_Selected excerpt_
⟨

A 2019 space exploration game that’s super story heavy with some elements of mystery, and if you’re thinking of a certain other Outer game, you’d be thinking wrong. This one has guns! It’s one of the Obsidian RPGs, and I’m honestly surprised at how engaged I’ve been with this, since I’m not usually the kind of person to do well with dialogue heavy story games.
So you’re a guy (or gal) who’s been frozen for 70 odd years, and has just been woken up by an enemy of the state* to help with his plans to revive the rest of your colony, which was just, abandoned and left to drift in space for eternity. By all metrics you shouldn’t be alive, nobody has ever been revived after 70 years frozen, so your existance is sort of a miracle, and now your scientist saviour needs your help to find more chemicals to revive more colonists.

⟩

_Goal_
Copy out the whole review of the space exploration game above, word for word.

_Provided data_
⟨

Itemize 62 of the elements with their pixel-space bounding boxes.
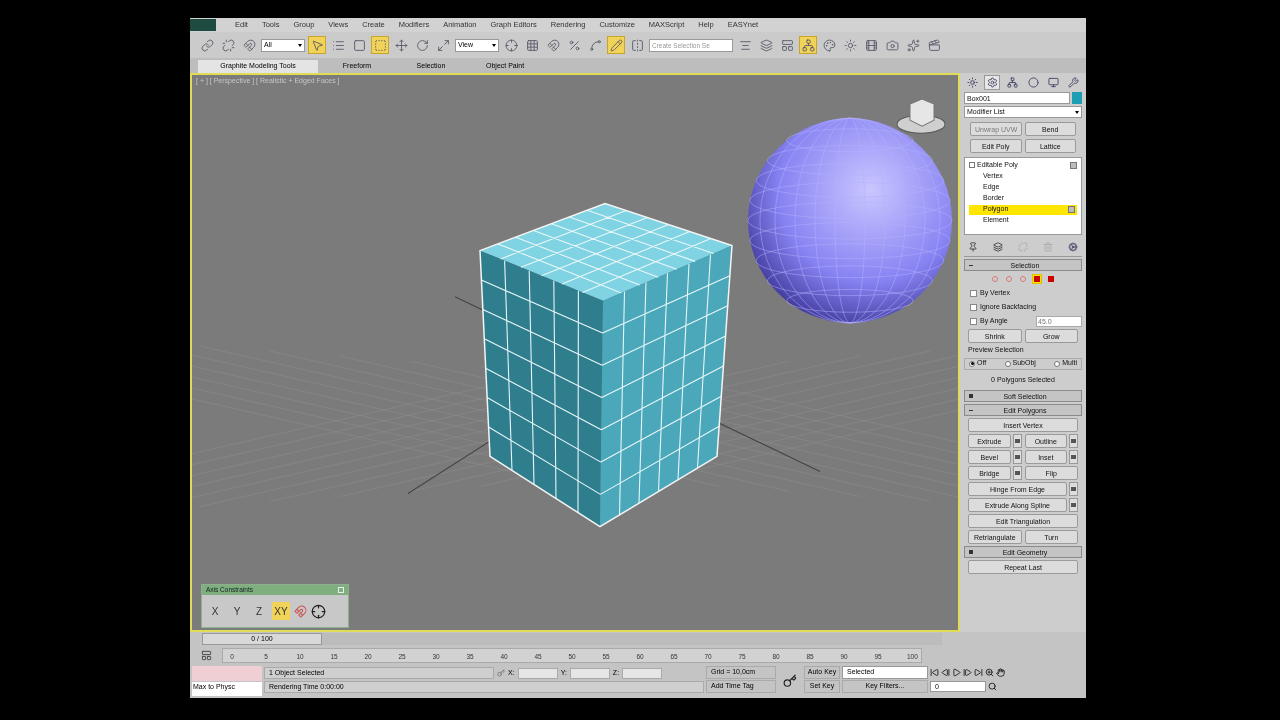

⟩
⟨

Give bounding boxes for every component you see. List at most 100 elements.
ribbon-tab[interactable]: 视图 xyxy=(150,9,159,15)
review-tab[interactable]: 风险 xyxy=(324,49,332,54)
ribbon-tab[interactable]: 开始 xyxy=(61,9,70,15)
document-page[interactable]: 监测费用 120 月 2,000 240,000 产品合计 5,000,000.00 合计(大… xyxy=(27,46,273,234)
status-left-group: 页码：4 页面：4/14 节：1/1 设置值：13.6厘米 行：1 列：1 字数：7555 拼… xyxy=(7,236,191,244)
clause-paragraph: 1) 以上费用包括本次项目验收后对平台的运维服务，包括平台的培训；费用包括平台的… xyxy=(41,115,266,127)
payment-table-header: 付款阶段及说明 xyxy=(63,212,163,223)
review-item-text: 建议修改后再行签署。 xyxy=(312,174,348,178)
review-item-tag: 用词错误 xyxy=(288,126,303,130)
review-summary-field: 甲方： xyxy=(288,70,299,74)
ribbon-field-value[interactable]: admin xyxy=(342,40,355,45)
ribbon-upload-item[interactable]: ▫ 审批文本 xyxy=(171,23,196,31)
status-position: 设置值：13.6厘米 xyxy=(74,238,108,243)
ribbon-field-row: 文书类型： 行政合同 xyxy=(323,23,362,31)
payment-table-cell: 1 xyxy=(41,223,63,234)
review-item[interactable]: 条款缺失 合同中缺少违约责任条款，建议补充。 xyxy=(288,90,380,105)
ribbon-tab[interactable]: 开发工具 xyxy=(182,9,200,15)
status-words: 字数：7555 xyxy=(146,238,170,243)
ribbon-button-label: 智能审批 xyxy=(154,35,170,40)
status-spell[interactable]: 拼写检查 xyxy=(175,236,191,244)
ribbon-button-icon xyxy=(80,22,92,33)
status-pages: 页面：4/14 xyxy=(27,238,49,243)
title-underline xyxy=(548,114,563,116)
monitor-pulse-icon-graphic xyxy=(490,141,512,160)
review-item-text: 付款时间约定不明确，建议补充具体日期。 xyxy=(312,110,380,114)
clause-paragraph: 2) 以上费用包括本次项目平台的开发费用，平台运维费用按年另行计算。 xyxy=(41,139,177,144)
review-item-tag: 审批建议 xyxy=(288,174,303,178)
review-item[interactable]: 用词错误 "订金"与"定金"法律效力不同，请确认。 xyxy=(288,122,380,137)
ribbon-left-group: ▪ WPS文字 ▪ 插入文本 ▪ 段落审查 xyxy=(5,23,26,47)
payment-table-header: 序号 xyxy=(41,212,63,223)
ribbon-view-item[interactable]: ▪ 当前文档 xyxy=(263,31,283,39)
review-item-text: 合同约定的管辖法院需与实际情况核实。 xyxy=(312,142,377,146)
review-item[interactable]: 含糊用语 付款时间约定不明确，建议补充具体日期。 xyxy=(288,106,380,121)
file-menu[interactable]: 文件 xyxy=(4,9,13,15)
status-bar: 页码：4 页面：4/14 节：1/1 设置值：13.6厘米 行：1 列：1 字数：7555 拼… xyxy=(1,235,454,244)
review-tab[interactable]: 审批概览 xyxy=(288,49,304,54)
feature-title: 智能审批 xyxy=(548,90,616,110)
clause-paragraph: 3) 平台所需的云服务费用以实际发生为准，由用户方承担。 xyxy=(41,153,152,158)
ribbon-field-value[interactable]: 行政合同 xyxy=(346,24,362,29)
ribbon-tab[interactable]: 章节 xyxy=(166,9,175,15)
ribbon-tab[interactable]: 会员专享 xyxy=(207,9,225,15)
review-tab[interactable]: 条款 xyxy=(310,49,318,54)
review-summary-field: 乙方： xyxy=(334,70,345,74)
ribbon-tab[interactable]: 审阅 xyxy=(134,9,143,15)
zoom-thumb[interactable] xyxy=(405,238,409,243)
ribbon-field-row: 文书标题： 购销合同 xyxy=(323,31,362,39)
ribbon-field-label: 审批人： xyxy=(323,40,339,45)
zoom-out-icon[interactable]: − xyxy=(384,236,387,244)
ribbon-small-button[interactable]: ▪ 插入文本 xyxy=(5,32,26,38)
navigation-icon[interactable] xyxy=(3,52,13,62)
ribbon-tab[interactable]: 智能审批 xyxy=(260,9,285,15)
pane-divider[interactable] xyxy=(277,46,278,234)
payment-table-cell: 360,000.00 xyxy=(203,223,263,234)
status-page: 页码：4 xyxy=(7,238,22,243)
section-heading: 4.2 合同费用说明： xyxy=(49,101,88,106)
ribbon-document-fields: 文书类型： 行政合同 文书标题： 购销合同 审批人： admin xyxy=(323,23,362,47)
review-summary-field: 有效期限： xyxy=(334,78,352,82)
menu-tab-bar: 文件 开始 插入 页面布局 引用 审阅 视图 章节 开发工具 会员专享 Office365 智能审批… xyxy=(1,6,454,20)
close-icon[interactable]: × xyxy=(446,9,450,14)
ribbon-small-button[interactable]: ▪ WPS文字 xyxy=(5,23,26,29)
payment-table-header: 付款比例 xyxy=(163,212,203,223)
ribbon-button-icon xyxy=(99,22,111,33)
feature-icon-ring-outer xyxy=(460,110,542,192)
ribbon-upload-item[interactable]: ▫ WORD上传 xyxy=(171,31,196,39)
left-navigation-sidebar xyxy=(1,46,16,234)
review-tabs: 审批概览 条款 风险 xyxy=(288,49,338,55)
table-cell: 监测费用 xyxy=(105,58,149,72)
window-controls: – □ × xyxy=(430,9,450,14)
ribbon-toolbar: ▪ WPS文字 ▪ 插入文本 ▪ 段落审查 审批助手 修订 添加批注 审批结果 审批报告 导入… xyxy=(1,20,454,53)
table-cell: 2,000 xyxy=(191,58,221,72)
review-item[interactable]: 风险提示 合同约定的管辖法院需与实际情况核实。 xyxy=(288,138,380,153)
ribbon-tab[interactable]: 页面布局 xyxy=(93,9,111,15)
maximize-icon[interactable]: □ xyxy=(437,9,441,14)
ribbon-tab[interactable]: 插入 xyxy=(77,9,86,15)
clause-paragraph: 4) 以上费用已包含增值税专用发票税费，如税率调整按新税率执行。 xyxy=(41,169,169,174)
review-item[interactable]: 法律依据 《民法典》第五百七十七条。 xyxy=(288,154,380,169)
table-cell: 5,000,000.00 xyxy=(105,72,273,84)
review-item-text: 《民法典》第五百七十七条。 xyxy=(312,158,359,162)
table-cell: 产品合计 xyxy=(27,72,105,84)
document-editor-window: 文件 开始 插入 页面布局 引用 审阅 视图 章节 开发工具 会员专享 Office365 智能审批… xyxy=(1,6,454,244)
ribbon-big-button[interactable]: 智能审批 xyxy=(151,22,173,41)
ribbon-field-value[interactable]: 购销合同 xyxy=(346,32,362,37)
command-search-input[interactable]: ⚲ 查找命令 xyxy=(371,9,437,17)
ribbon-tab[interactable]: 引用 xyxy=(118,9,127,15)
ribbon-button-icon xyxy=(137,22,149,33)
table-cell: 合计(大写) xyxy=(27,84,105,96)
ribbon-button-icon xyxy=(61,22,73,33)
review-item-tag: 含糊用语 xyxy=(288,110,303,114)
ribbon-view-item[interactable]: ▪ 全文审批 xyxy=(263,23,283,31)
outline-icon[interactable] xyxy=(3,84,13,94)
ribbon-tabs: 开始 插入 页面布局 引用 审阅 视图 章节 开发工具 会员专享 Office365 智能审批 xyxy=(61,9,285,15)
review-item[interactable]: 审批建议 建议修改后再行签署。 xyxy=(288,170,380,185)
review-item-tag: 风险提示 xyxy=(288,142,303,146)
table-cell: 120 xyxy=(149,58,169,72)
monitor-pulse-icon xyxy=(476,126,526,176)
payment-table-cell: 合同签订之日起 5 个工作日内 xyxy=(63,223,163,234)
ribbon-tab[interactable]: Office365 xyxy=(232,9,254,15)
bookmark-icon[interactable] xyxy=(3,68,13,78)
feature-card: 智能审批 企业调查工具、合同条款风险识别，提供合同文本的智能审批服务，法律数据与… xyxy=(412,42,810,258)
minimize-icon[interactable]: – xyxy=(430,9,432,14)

⟩

_Full answer_
A 2019 space exploration game that’s super story heavy with some elements of mystery, and if you’re thinking of a certain other Outer game, you’d be thinking wrong. This one has guns! It’s one of the Obsidian RPGs, and I’m honestly surprised at how engaged I’ve been with this, since I’m not usually the kind of person to do well with dialogue heavy story games.
So you’re a guy (or gal) who’s been frozen for 70 odd years, and has just been woken up by an enemy of the state* to help with his plans to revive the rest of your colony, which was just, abandoned and left to drift in space for eternity. By all metrics you shouldn’t be alive, nobody has ever been revived after 70 years frozen, so your existance is sort of a miracle, and now your scientist saviour needs your help to find more chemicals to revive more colonists.